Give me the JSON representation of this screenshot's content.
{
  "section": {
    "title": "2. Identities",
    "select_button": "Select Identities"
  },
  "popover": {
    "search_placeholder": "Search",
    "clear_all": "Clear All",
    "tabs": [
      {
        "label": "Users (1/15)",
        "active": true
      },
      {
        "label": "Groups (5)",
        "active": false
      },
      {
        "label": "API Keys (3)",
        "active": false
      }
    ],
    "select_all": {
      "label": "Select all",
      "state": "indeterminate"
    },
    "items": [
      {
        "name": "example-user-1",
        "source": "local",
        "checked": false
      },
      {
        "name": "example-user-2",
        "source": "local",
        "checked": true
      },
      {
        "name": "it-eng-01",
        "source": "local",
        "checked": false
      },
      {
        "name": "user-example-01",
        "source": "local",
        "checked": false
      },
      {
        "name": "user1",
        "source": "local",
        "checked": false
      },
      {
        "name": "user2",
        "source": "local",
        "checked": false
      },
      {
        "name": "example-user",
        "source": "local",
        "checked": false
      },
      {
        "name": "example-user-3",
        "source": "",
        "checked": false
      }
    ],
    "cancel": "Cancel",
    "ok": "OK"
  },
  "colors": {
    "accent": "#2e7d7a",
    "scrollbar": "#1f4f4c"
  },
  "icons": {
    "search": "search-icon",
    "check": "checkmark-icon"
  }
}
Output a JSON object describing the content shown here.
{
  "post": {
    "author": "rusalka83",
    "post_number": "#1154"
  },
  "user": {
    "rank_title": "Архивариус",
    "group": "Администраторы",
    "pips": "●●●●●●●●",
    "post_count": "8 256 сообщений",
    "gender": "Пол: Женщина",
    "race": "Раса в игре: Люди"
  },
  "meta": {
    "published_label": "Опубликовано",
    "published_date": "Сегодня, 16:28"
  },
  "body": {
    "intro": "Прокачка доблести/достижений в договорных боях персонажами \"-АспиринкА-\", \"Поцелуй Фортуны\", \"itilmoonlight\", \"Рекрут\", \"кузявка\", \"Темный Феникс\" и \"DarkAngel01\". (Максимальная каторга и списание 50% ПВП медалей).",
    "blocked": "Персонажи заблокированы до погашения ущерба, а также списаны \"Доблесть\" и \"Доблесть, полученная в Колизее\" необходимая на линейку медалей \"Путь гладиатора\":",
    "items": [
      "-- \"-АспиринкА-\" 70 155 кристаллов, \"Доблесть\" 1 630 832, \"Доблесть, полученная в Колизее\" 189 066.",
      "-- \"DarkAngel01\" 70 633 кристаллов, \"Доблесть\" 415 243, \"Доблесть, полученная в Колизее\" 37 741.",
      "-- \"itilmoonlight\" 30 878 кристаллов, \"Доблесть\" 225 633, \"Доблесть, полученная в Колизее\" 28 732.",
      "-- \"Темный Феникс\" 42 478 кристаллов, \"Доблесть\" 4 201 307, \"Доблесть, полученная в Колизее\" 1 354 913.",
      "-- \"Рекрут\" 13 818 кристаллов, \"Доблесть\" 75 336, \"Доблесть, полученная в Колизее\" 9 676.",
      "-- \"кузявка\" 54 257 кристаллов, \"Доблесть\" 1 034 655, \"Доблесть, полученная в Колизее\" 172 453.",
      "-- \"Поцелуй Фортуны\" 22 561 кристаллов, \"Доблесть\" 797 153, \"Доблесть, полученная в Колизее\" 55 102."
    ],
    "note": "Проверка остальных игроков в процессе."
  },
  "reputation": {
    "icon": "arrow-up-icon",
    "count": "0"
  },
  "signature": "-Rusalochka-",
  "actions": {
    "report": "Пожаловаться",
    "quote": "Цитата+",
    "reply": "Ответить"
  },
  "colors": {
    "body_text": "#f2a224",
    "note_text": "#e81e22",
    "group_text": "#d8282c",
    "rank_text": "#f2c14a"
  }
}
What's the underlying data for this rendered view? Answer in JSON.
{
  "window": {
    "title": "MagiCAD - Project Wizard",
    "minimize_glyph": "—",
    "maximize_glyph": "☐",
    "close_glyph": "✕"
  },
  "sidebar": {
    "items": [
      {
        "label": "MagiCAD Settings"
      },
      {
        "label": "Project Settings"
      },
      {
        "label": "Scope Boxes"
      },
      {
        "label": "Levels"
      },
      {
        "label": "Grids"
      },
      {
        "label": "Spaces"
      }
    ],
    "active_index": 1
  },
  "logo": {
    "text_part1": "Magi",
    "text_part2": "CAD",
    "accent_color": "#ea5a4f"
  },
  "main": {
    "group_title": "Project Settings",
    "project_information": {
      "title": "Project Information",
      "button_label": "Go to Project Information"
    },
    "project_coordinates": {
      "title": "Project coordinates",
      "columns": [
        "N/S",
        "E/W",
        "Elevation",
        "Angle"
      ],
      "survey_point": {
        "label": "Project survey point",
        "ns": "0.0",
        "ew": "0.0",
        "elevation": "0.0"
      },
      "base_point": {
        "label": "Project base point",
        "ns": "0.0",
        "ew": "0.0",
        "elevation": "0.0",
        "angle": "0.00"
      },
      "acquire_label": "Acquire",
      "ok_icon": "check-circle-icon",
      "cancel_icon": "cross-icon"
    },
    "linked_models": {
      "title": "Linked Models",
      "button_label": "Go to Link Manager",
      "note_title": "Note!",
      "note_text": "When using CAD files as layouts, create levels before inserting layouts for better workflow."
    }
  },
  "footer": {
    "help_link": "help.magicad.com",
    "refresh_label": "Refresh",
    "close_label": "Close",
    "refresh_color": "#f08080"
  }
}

------------------------

Repeat the material from above exactly, word for word.

Give me the JSON representation of this screenshot's content.
{
  "section": {
    "title": "2. Identities",
    "select_button": "Select Identities"
  },
  "popover": {
    "search_placeholder": "Search",
    "clear_all": "Clear All",
    "tabs": [
      {
        "label": "Users (1/15)",
        "active": true
      },
      {
        "label": "Groups (5)",
        "active": false
      },
      {
        "label": "API Keys (3)",
        "active": false
      }
    ],
    "select_all": {
      "label": "Select all",
      "state": "indeterminate"
    },
    "items": [
      {
        "name": "example-user-1",
        "source": "local",
        "checked": false
      },
      {
        "name": "example-user-2",
        "source": "local",
        "checked": true
      },
      {
        "name": "it-eng-01",
        "source": "local",
        "checked": false
      },
      {
        "name": "user-example-01",
        "source": "local",
        "checked": false
      },
      {
        "name": "user1",
        "source": "local",
        "checked": false
      },
      {
        "name": "user2",
        "source": "local",
        "checked": false
      },
      {
        "name": "example-user",
        "source": "local",
        "checked": false
      },
      {
        "name": "example-user-3",
        "source": "",
        "checked": false
      }
    ],
    "cancel": "Cancel",
    "ok": "OK"
  },
  "colors": {
    "accent": "#2e7d7a",
    "scrollbar": "#1f4f4c"
  },
  "icons": {
    "search": "search-icon",
    "check": "checkmark-icon"
  }
}
Output a JSON object describing the content shown here.
{
  "post": {
    "author": "rusalka83",
    "post_number": "#1154"
  },
  "user": {
    "rank_title": "Архивариус",
    "group": "Администраторы",
    "pips": "●●●●●●●●",
    "post_count": "8 256 сообщений",
    "gender": "Пол: Женщина",
    "race": "Раса в игре: Люди"
  },
  "meta": {
    "published_label": "Опубликовано",
    "published_date": "Сегодня, 16:28"
  },
  "body": {
    "intro": "Прокачка доблести/достижений в договорных боях персонажами \"-АспиринкА-\", \"Поцелуй Фортуны\", \"itilmoonlight\", \"Рекрут\", \"кузявка\", \"Темный Феникс\" и \"DarkAngel01\". (Максимальная каторга и списание 50% ПВП медалей).",
    "blocked": "Персонажи заблокированы до погашения ущерба, а также списаны \"Доблесть\" и \"Доблесть, полученная в Колизее\" необходимая на линейку медалей \"Путь гладиатора\":",
    "items": [
      "-- \"-АспиринкА-\" 70 155 кристаллов, \"Доблесть\" 1 630 832, \"Доблесть, полученная в Колизее\" 189 066.",
      "-- \"DarkAngel01\" 70 633 кристаллов, \"Доблесть\" 415 243, \"Доблесть, полученная в Колизее\" 37 741.",
      "-- \"itilmoonlight\" 30 878 кристаллов, \"Доблесть\" 225 633, \"Доблесть, полученная в Колизее\" 28 732.",
      "-- \"Темный Феникс\" 42 478 кристаллов, \"Доблесть\" 4 201 307, \"Доблесть, полученная в Колизее\" 1 354 913.",
      "-- \"Рекрут\" 13 818 кристаллов, \"Доблесть\" 75 336, \"Доблесть, полученная в Колизее\" 9 676.",
      "-- \"кузявка\" 54 257 кристаллов, \"Доблесть\" 1 034 655, \"Доблесть, полученная в Колизее\" 172 453.",
      "-- \"Поцелуй Фортуны\" 22 561 кристаллов, \"Доблесть\" 797 153, \"Доблесть, полученная в Колизее\" 55 102."
    ],
    "note": "Проверка остальных игроков в процессе."
  },
  "reputation": {
    "icon": "arrow-up-icon",
    "count": "0"
  },
  "signature": "-Rusalochka-",
  "actions": {
    "report": "Пожаловаться",
    "quote": "Цитата+",
    "reply": "Ответить"
  },
  "colors": {
    "body_text": "#f2a224",
    "note_text": "#e81e22",
    "group_text": "#d8282c",
    "rank_text": "#f2c14a"
  }
}
What's the underlying data for this rendered view? Answer in JSON.
{
  "window": {
    "title": "MagiCAD - Project Wizard",
    "minimize_glyph": "—",
    "maximize_glyph": "☐",
    "close_glyph": "✕"
  },
  "sidebar": {
    "items": [
      {
        "label": "MagiCAD Settings"
      },
      {
        "label": "Project Settings"
      },
      {
        "label": "Scope Boxes"
      },
      {
        "label": "Levels"
      },
      {
        "label": "Grids"
      },
      {
        "label": "Spaces"
      }
    ],
    "active_index": 1
  },
  "logo": {
    "text_part1": "Magi",
    "text_part2": "CAD",
    "accent_color": "#ea5a4f"
  },
  "main": {
    "group_title": "Project Settings",
    "project_information": {
      "title": "Project Information",
      "button_label": "Go to Project Information"
    },
    "project_coordinates": {
      "title": "Project coordinates",
      "columns": [
        "N/S",
        "E/W",
        "Elevation",
        "Angle"
      ],
      "survey_point": {
        "label": "Project survey point",
        "ns": "0.0",
        "ew": "0.0",
        "elevation": "0.0"
      },
      "base_point": {
        "label": "Project base point",
        "ns": "0.0",
        "ew": "0.0",
        "elevation": "0.0",
        "angle": "0.00"
      },
      "acquire_label": "Acquire",
      "ok_icon": "check-circle-icon",
      "cancel_icon": "cross-icon"
    },
    "linked_models": {
      "title": "Linked Models",
      "button_label": "Go to Link Manager",
      "note_title": "Note!",
      "note_text": "When using CAD files as layouts, create levels before inserting layouts for better workflow."
    }
  },
  "footer": {
    "help_link": "help.magicad.com",
    "refresh_label": "Refresh",
    "close_label": "Close",
    "refresh_color": "#f08080"
  }
}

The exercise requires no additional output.